● SHORT EXERCISE
Present each line of the entries below that holds the word "SMEs".

● INFORMATION SHOWN
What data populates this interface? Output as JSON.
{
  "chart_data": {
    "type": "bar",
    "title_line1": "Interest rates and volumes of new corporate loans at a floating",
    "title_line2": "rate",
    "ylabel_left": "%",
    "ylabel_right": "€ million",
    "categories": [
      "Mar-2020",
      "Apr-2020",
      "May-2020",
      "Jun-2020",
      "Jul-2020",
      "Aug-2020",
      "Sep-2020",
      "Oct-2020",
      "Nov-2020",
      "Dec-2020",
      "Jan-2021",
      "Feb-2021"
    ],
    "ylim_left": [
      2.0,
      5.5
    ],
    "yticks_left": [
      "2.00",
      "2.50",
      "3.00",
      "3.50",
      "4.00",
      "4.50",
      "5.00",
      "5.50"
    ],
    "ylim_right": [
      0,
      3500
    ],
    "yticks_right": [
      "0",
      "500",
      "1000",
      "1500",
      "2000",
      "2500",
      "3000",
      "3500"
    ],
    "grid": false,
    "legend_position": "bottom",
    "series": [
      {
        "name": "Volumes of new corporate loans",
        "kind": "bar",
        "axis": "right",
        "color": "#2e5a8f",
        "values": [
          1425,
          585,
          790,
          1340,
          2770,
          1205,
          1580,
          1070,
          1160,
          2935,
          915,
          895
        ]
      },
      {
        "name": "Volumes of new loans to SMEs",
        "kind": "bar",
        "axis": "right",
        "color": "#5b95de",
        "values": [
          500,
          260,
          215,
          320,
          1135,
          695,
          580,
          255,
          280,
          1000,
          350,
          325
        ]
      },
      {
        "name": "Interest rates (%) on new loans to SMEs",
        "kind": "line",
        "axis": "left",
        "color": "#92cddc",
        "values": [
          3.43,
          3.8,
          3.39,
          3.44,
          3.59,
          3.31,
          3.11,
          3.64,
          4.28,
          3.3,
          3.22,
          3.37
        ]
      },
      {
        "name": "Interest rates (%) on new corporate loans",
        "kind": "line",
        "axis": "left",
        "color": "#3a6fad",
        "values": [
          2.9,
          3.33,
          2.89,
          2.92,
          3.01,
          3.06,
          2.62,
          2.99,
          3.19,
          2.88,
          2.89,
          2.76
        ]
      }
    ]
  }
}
* * *
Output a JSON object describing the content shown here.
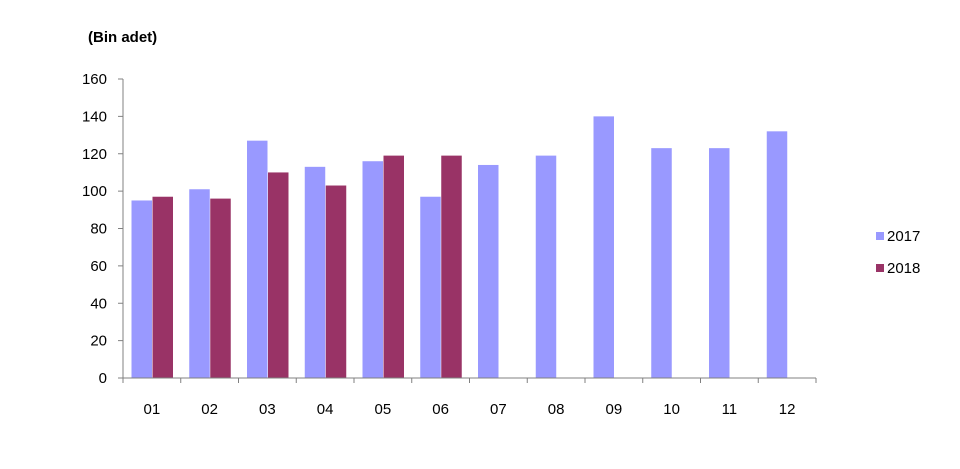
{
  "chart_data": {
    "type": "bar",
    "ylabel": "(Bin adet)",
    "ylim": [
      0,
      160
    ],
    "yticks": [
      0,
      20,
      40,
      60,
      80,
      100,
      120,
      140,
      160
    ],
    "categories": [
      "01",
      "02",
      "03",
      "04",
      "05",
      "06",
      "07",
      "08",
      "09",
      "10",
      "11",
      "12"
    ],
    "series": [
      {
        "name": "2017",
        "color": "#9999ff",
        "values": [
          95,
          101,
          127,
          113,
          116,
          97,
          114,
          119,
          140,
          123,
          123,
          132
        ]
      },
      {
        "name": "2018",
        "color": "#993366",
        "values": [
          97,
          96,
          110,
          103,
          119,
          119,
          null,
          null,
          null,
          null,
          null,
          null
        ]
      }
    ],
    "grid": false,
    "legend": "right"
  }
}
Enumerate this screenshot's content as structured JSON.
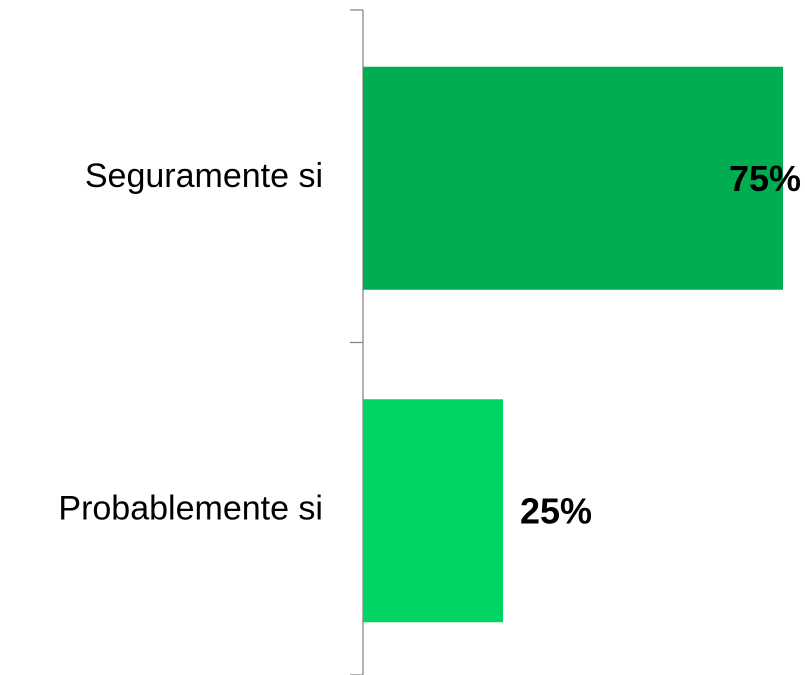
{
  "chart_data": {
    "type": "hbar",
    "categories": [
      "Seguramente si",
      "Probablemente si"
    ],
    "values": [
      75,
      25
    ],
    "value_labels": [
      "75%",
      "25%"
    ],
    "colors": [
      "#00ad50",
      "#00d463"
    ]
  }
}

● WRITTEN ANSWER
        "name": "Volumes of new loans to SMEs",
        "name": "Interest rates (%) on new loans to SMEs",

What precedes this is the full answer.